[begin Reading text]
XGBoost classifier scoring each customer's AML/financial-crime risk on a 0–100 scale with a derived tier (LOW / MEDIUM / HIGH / CRITICAL). Two write paths feed the same logical row in Snowflake; a polling Lambda fans out tier changes to the bank-risk-platform EventBridge bus.

Requirements

FR Implementation
FR-229 customer_risk_scores Snowflake Dynamic Table, 15-min target lag, calls score_customer Python UDF over per-party features from raw_cdc_kyc.* and raw_cdc_core.*.
FR-230 t_score_event_driven Task on streams over raw_cdc_kyc.parties (CDD/PEP) and raw_cdc_kyc.sanctions_results (HITs). 1-minute schedule + 1-minute Lambda poll → consumers receive event in <60s of the underlying CDC delta. Writes to score_overlay; UNION-merged into v_current_scores.
FR-231 NOT owned by MOD-039. Each consumer domain (MOD-010 KYC, MOD-016/017 AML) maintains a Neon mirror table populated from the customer_risk_score_updated EB event; the consumer's existing read API satisfies the 5ms p99 against its local mirror.
FR-232 score_history append-only table, INSERTs from both Tasks. score_version per row joins to model_versions for reproducibility. 7-year retention via storage policy in V2.
NFR-021 Single-row Python UDF call is <50ms after warehouse warm-up; well under 200ms.
NFR-024 Append-only enforced by absence of UPDATE/DELETE/TRUNCATE grants on score_history and model_versions. Verified by tests/integration/snowflake-immutability.test.ts via SHOW GRANTS.
[end Reading text]
Objectives —
1. Using the risk-scoring spec, decide whether each statement agrees with it, answering yes or no and quoting the words that settle it: (a) The customer_risk_scores Dynamic Table has a 15-minute target lag. (b) FR-231 is owned by MOD-039. (c) Append-only behavior on score_history is enforced by a database trigger.
2. Carry on the risk-scoring spec from its last line.
[begin Information provided]
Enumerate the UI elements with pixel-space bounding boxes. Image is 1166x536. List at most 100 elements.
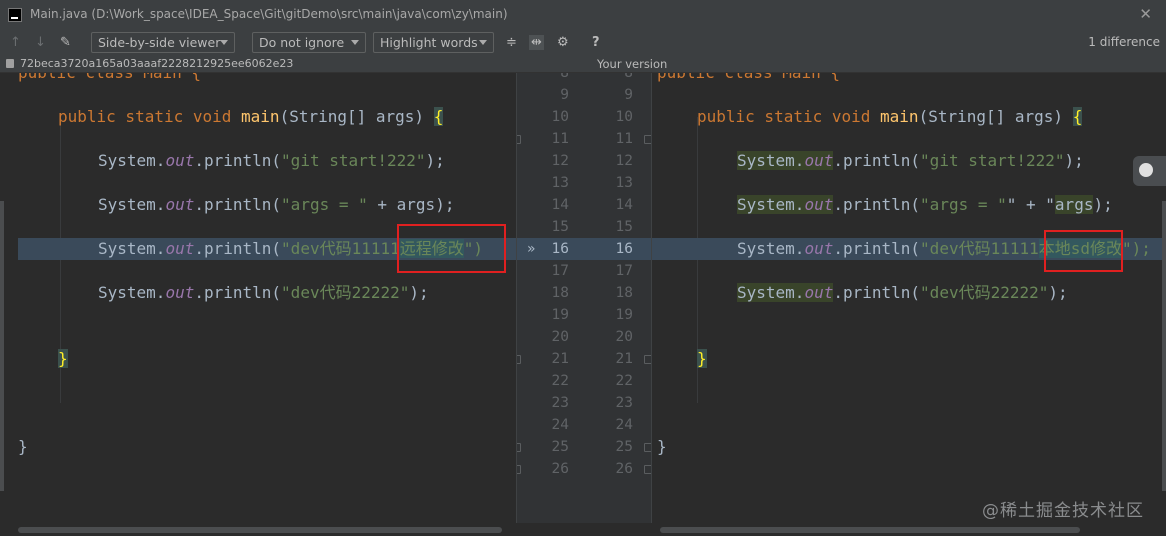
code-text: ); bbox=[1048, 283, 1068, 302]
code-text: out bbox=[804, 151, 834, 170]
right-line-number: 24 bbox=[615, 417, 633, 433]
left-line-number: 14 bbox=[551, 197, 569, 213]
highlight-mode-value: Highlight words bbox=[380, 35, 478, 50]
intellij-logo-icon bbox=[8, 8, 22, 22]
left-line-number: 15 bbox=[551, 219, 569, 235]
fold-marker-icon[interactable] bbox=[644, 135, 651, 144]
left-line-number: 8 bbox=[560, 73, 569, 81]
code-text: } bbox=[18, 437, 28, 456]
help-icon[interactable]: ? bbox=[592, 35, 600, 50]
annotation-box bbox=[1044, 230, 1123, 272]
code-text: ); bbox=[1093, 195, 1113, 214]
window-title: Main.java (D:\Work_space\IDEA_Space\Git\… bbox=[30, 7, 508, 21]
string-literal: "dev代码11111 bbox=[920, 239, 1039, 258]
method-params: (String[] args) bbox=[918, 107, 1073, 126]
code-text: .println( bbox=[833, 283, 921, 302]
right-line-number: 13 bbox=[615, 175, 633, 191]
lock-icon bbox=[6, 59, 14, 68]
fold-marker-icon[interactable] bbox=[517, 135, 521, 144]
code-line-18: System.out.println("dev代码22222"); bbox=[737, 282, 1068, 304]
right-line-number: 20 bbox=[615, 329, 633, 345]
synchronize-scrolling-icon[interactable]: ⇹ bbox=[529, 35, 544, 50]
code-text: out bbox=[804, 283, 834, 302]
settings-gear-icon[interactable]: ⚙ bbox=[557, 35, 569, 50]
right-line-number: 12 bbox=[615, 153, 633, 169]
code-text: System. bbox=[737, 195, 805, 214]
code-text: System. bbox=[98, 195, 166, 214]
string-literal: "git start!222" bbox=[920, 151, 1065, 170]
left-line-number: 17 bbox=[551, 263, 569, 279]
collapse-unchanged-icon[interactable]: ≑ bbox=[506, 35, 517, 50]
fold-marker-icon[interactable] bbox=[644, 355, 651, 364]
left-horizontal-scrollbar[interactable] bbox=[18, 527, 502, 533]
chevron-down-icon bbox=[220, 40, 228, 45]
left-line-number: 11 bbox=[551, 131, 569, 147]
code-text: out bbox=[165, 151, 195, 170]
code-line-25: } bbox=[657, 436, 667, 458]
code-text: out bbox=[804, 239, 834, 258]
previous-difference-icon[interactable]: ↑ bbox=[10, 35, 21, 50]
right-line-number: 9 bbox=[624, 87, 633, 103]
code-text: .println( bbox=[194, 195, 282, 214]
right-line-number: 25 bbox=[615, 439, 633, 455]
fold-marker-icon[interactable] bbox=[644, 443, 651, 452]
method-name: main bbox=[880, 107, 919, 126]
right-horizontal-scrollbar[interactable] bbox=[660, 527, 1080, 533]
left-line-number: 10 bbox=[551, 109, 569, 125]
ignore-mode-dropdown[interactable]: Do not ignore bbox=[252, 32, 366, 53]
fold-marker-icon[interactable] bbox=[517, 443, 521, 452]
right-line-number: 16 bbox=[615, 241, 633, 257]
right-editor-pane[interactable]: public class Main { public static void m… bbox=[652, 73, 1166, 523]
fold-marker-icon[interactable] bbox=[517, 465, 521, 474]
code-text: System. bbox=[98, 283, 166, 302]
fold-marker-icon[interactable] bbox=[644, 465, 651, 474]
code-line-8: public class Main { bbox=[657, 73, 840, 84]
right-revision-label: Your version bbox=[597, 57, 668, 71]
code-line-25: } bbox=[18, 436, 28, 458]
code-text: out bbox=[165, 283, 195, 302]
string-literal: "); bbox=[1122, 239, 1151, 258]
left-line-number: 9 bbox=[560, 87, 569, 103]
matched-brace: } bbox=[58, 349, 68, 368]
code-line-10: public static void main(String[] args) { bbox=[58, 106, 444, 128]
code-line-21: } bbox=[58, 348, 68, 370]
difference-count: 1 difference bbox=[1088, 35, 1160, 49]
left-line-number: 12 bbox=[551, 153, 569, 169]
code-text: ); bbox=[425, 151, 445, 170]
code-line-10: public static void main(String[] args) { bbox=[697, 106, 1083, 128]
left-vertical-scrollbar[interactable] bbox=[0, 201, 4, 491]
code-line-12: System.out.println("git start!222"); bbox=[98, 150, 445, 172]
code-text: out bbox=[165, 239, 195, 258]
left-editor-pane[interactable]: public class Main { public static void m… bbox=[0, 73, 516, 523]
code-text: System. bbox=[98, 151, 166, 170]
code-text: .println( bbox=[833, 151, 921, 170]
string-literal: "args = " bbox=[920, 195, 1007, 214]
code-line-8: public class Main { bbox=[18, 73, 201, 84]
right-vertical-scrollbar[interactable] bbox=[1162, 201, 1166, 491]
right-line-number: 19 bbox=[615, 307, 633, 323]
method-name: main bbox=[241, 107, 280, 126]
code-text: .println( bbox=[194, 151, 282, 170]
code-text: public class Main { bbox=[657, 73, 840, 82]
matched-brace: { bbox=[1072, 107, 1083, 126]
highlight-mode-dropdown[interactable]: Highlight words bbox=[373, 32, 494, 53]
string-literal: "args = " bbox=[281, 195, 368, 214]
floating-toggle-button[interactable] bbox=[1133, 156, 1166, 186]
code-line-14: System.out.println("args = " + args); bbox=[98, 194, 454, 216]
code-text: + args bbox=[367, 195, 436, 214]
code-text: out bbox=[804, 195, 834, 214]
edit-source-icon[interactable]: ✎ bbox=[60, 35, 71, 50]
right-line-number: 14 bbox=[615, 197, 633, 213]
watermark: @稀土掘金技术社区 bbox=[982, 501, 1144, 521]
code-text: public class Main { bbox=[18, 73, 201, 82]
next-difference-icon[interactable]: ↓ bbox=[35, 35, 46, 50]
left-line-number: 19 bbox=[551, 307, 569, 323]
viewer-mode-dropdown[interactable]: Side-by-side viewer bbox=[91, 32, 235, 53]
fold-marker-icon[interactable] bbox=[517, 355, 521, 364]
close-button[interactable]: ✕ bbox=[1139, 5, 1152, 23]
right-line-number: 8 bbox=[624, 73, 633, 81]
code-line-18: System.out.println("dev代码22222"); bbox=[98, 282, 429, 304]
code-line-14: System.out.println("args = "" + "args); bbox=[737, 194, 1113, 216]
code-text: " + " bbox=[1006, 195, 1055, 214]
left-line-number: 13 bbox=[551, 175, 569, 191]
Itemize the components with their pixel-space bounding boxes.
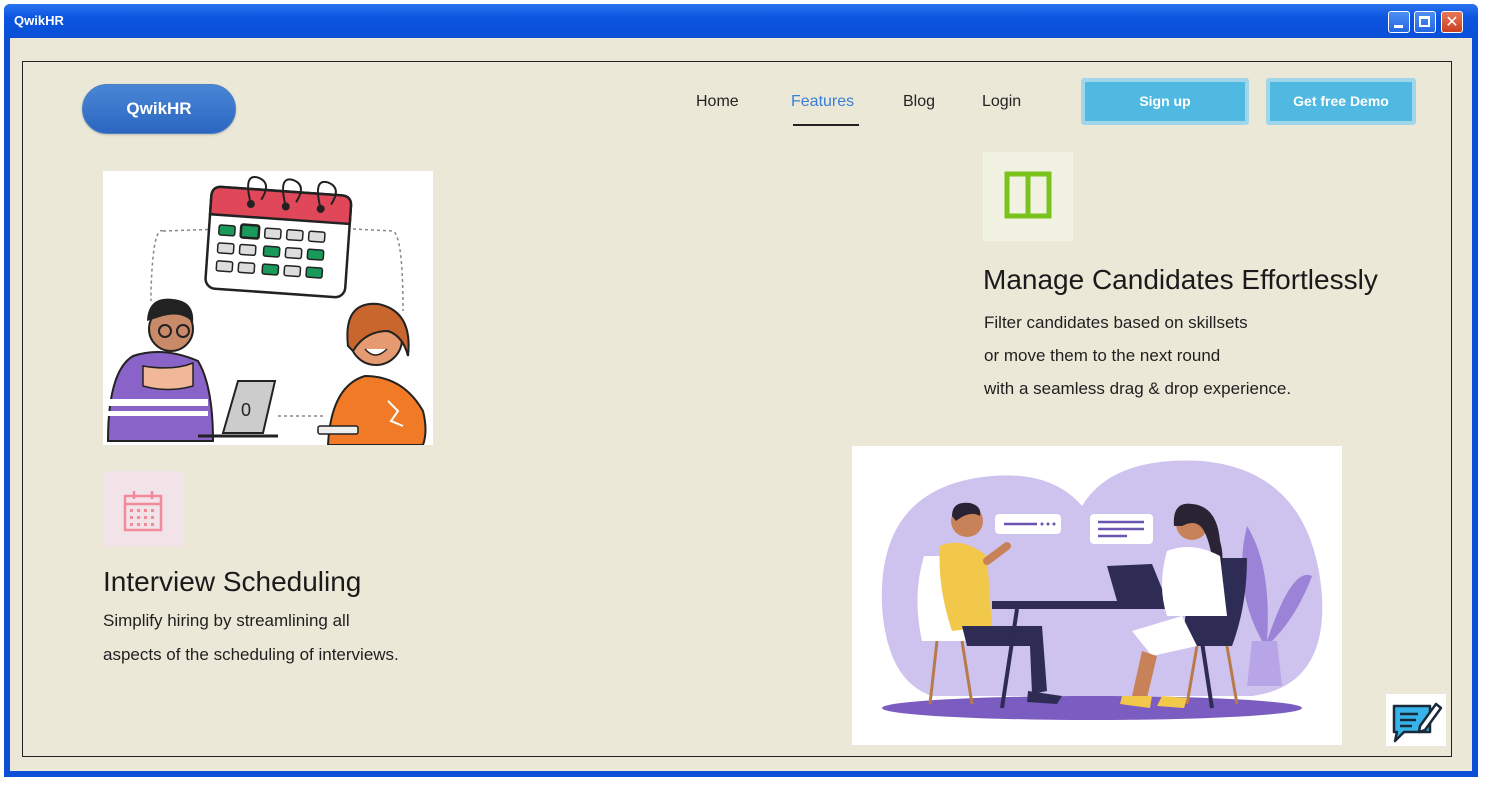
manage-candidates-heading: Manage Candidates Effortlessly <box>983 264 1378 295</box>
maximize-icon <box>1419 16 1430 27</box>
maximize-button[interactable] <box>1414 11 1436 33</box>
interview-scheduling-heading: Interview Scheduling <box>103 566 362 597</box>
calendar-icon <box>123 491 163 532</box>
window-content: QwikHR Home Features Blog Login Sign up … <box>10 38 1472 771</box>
[end Information provided]
Answers by task —
1.
(a) Yes: "Snowflake Dynamic Table, 15-min target lag"
(b) No: "NOT owned by MOD-039."
(c) No: "Append-only enforced by absence of UPDATE/DELETE/TRUNCATE grants on score_history and model_versions."

2.
Policy obligations

Code Mode How
AML-002 AUTO UDF takes cdd_tier as a feature; score change publishes EB event; MOD-010 re-evaluates CDD tier from the event payload. Test: tests/policy/AML-002-auto.test.ts.
AML-005 AUTO UDF tier thresholds produce HIGH ≥50, CRITICAL ≥75; event-driven Task + 1-min Lambda poll meets <60s SLA so MOD-016/017 places customer in enhanced monitoring promptly. Test: tests/policy/AML-005-auto.test.ts.
DT-005 LOG model_versions inventory table + score_history per-row score_version. Quarterly review joins these. Tests: tests/policy/DT-005-log.test.ts + runtime SHOW GRANTS in tests/integration/snowflake-immutability.test.ts.

Snowflake objects

Object Type Owner Notes
RISK_CUSTOMER schema deploy role Owned by BANK_{NONPROD\|PROD}_RISK_ROLE.
RISK_CUSTOMER.SCORE_HISTORY table deploy role Append-only audit (FR-232). 7-year retention.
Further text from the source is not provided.